--- Start Data records ---

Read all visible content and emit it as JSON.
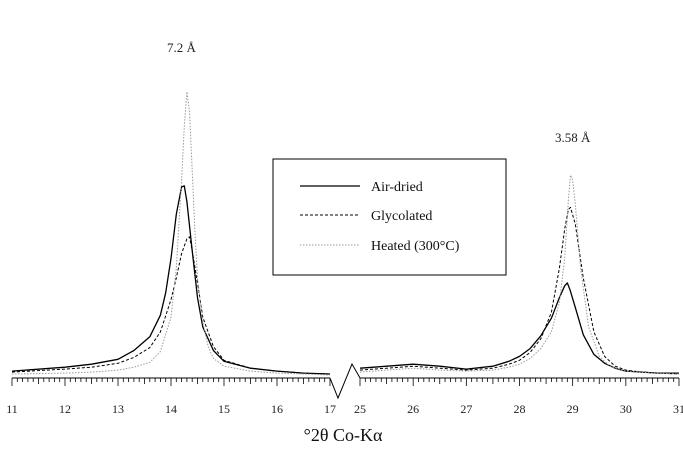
{
  "chart_data": {
    "type": "line",
    "title": "",
    "xlabel": "°2θ  Co-Kα",
    "ylabel": "",
    "broken_axis": true,
    "segments": [
      {
        "xlim": [
          11,
          17
        ],
        "ticks": [
          "11",
          "12",
          "13",
          "14",
          "15",
          "16",
          "17"
        ]
      },
      {
        "xlim": [
          25,
          31
        ],
        "ticks": [
          "25",
          "26",
          "27",
          "28",
          "29",
          "30",
          "31"
        ]
      }
    ],
    "ylim": [
      0,
      300
    ],
    "grid": false,
    "legend_position": "center",
    "annotations": [
      {
        "text": "7.2 Å",
        "x": 14.3
      },
      {
        "text": "3.58 Å",
        "x": 28.95
      }
    ],
    "series": [
      {
        "name": "Air-dried",
        "color": "#000000",
        "dash": "solid",
        "x": [
          11,
          12,
          12.5,
          13,
          13.3,
          13.6,
          13.8,
          13.9,
          14.0,
          14.1,
          14.2,
          14.25,
          14.3,
          14.4,
          14.5,
          14.6,
          14.8,
          15.0,
          15.5,
          16,
          16.5,
          17,
          25,
          25.5,
          26,
          26.5,
          27,
          27.5,
          27.8,
          28.0,
          28.2,
          28.4,
          28.6,
          28.75,
          28.85,
          28.9,
          28.95,
          29.05,
          29.2,
          29.4,
          29.6,
          29.8,
          30.0,
          30.3,
          30.6,
          31
        ],
        "y": [
          5,
          9,
          12,
          17,
          26,
          40,
          62,
          85,
          120,
          165,
          193,
          194,
          178,
          128,
          80,
          50,
          26,
          15,
          8,
          5,
          3,
          2,
          8,
          10,
          12,
          10,
          7,
          10,
          15,
          20,
          28,
          41,
          59,
          80,
          92,
          95,
          88,
          70,
          42,
          22,
          13,
          8,
          5,
          4,
          3,
          3
        ]
      },
      {
        "name": "Glycolated",
        "color": "#000000",
        "dash": "dashed",
        "x": [
          11,
          12,
          12.5,
          13,
          13.3,
          13.6,
          13.8,
          14.0,
          14.1,
          14.2,
          14.3,
          14.35,
          14.4,
          14.5,
          14.6,
          14.8,
          15.0,
          15.5,
          16,
          16.5,
          17,
          25,
          25.5,
          26,
          26.5,
          27,
          27.5,
          27.8,
          28.0,
          28.2,
          28.4,
          28.6,
          28.75,
          28.85,
          28.92,
          28.96,
          29.05,
          29.2,
          29.4,
          29.6,
          29.8,
          30.0,
          30.3,
          30.6,
          31
        ],
        "y": [
          4,
          7,
          9,
          13,
          19,
          29,
          45,
          78,
          100,
          125,
          140,
          142,
          128,
          95,
          60,
          30,
          16,
          8,
          5,
          3,
          2,
          6,
          8,
          10,
          8,
          6,
          8,
          12,
          16,
          24,
          38,
          65,
          110,
          150,
          170,
          172,
          155,
          100,
          45,
          20,
          10,
          6,
          4,
          3,
          2
        ]
      },
      {
        "name": "Heated (300°C)",
        "color": "#9a9a9a",
        "dash": "dotted",
        "x": [
          11,
          12,
          12.5,
          13,
          13.3,
          13.6,
          13.8,
          14.0,
          14.1,
          14.2,
          14.25,
          14.3,
          14.35,
          14.4,
          14.45,
          14.5,
          14.6,
          14.7,
          14.8,
          15.0,
          15.5,
          16,
          16.5,
          17,
          25,
          25.5,
          26,
          26.5,
          27,
          27.5,
          27.8,
          28.0,
          28.2,
          28.4,
          28.6,
          28.75,
          28.85,
          28.92,
          28.96,
          29.0,
          29.05,
          29.15,
          29.3,
          29.5,
          29.7,
          30.0,
          30.5,
          31
        ],
        "y": [
          2,
          3,
          4,
          6,
          9,
          14,
          25,
          60,
          110,
          200,
          255,
          290,
          270,
          210,
          150,
          100,
          55,
          30,
          18,
          10,
          5,
          3,
          2,
          1,
          4,
          6,
          8,
          6,
          5,
          6,
          9,
          12,
          18,
          28,
          45,
          75,
          120,
          180,
          205,
          200,
          175,
          110,
          50,
          20,
          10,
          5,
          3,
          2
        ]
      }
    ]
  }
}
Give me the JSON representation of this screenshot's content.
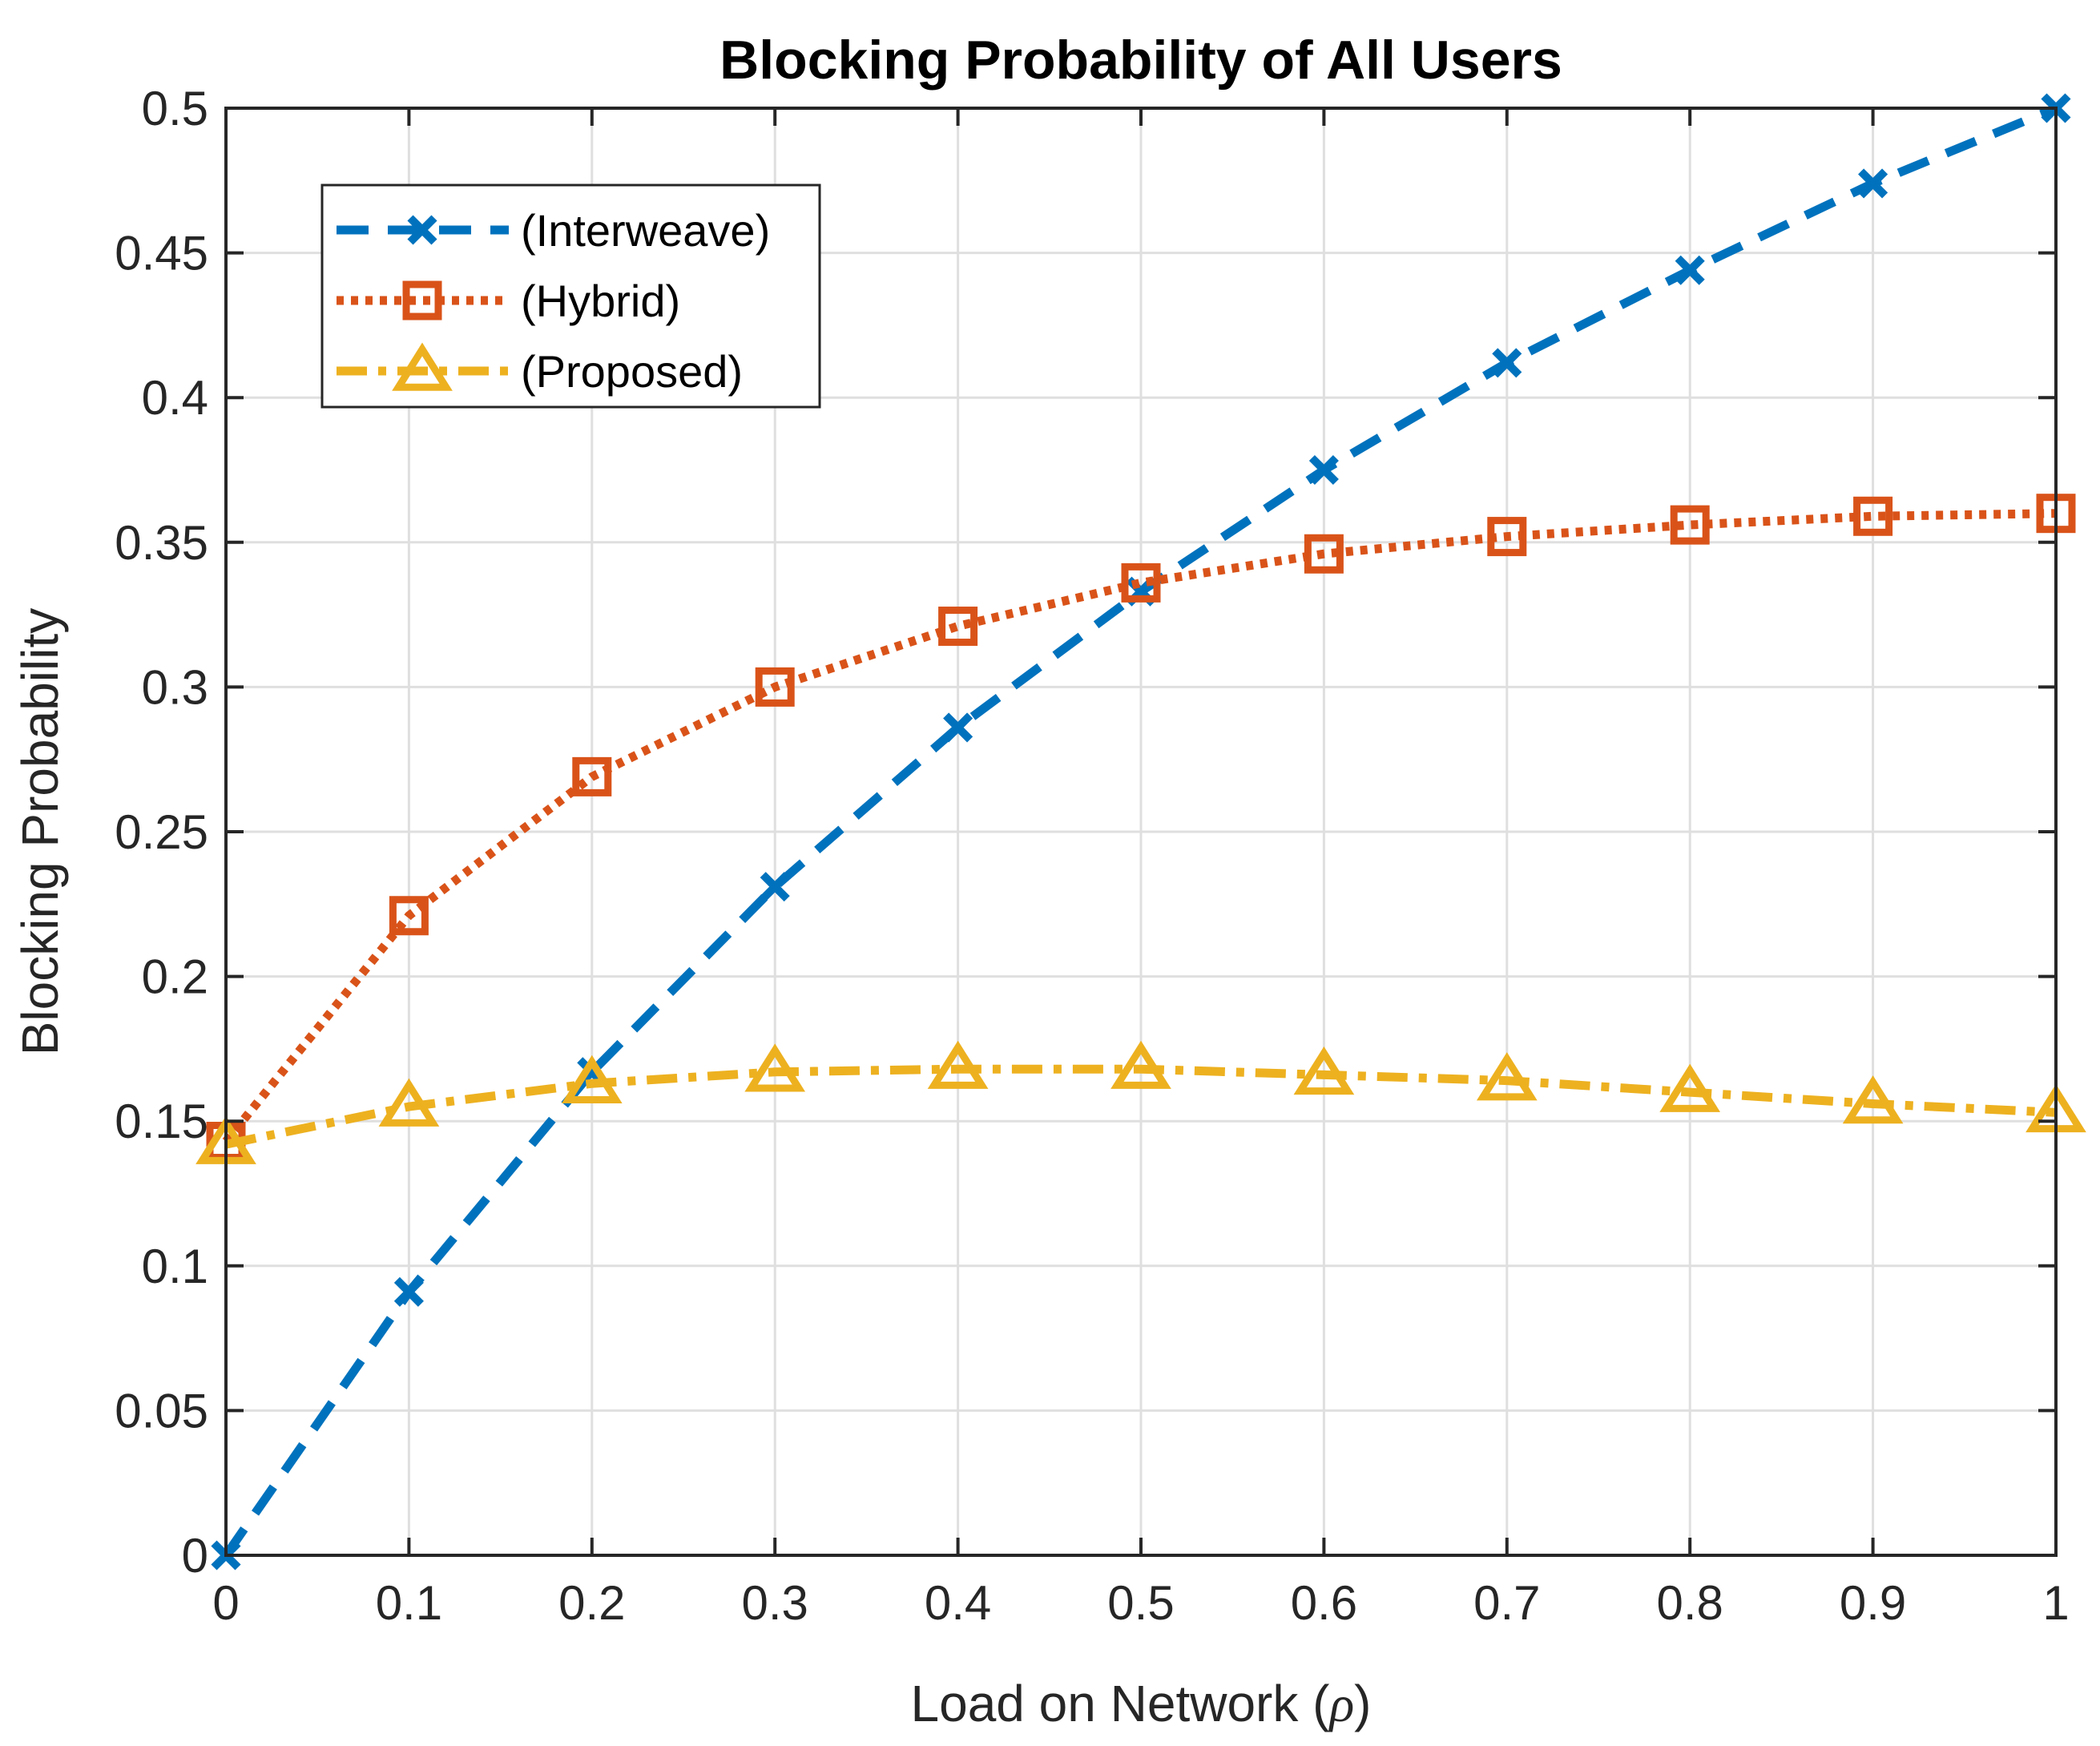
{
  "chart_data": {
    "type": "line",
    "title": "Blocking Probability of All Users",
    "xlabel_main": "Load on Network (",
    "xlabel_symbol": "ρ",
    "xlabel_close": ")",
    "ylabel": "Blocking Probability",
    "xlim": [
      0,
      1
    ],
    "ylim": [
      0,
      0.5
    ],
    "x": [
      0,
      0.1,
      0.2,
      0.3,
      0.4,
      0.5,
      0.6,
      0.7,
      0.8,
      0.9,
      1
    ],
    "x_tick_labels": [
      "0",
      "0.1",
      "0.2",
      "0.3",
      "0.4",
      "0.5",
      "0.6",
      "0.7",
      "0.8",
      "0.9",
      "1"
    ],
    "y_ticks": [
      0,
      0.05,
      0.1,
      0.15,
      0.2,
      0.25,
      0.3,
      0.35,
      0.4,
      0.45,
      0.5
    ],
    "y_tick_labels": [
      "0",
      "0.05",
      "0.1",
      "0.15",
      "0.2",
      "0.25",
      "0.3",
      "0.35",
      "0.4",
      "0.45",
      "0.5"
    ],
    "grid": true,
    "legend_position": "top-left",
    "series": [
      {
        "name": "(Interweave)",
        "color": "#0072BD",
        "line_style": "dashed",
        "marker": "x",
        "values": [
          0.0,
          0.091,
          0.167,
          0.231,
          0.286,
          0.333,
          0.375,
          0.412,
          0.444,
          0.474,
          0.5
        ]
      },
      {
        "name": "(Hybrid)",
        "color": "#D95319",
        "line_style": "dotted",
        "marker": "square",
        "values": [
          0.143,
          0.221,
          0.269,
          0.3,
          0.321,
          0.336,
          0.346,
          0.352,
          0.356,
          0.359,
          0.36
        ]
      },
      {
        "name": "(Proposed)",
        "color": "#EDB120",
        "line_style": "dashdot",
        "marker": "triangle",
        "values": [
          0.142,
          0.155,
          0.163,
          0.167,
          0.168,
          0.168,
          0.166,
          0.164,
          0.16,
          0.156,
          0.153
        ]
      }
    ]
  }
}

--- End Data records ---

Your objective
Using the records above, find and show each line with the string "Probability".

Expected answer
    "title": "Blocking Probability of All Users",
    "ylabel": "Blocking Probability",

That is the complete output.